START EXCERPTED RECORDS
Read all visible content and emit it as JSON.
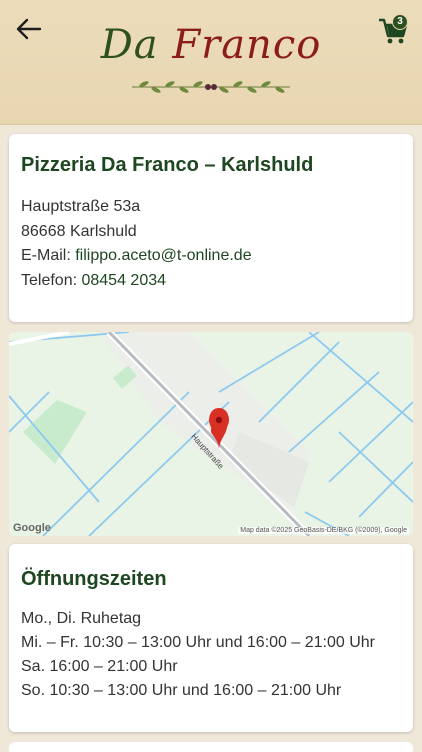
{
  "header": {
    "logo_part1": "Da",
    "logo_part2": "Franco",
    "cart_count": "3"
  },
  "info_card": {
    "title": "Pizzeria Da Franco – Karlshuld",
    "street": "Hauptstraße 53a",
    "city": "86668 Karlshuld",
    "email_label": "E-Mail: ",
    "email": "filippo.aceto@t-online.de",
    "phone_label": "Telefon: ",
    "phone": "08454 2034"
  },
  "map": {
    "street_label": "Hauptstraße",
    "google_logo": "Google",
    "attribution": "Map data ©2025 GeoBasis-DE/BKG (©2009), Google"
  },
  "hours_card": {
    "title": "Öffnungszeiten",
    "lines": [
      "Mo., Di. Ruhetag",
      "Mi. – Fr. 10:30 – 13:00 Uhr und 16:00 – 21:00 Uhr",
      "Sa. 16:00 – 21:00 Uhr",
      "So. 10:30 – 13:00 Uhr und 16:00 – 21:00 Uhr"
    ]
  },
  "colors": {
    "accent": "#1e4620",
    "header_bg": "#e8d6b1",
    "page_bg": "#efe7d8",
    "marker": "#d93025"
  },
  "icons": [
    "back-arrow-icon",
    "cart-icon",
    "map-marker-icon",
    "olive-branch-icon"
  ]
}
END EXCERPTED RECORDS
START EXCERPTED RECORDS
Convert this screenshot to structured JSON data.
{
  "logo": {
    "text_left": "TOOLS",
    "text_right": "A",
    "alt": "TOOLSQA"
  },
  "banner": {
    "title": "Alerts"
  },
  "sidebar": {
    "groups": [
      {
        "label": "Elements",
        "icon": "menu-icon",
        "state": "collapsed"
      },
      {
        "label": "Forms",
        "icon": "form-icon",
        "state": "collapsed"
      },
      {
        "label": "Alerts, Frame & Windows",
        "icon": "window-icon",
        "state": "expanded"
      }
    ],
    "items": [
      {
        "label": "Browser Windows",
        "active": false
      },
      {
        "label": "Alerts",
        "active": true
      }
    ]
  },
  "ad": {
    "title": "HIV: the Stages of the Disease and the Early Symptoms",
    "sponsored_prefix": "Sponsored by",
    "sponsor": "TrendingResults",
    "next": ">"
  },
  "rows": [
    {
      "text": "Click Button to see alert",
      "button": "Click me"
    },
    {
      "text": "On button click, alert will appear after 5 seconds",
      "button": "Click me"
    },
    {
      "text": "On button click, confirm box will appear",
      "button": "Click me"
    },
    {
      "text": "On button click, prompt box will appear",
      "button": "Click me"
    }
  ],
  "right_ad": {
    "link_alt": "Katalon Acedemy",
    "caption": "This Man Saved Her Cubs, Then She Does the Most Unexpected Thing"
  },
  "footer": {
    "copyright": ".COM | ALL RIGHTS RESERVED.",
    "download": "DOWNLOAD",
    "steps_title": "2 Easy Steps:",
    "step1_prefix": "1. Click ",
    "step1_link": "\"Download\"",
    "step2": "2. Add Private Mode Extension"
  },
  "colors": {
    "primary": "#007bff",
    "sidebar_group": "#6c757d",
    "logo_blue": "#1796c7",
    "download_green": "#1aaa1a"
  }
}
END EXCERPTED RECORDS
* **WORK TO BE COMPLETED**
Copy all the lines above that hold the string "data".

* **WRITTEN RESPONSE**
    "attribution": "Map data ©2025 GeoBasis-DE/BKG (©2009), Google"
Convert this screenshot to structured JSON data.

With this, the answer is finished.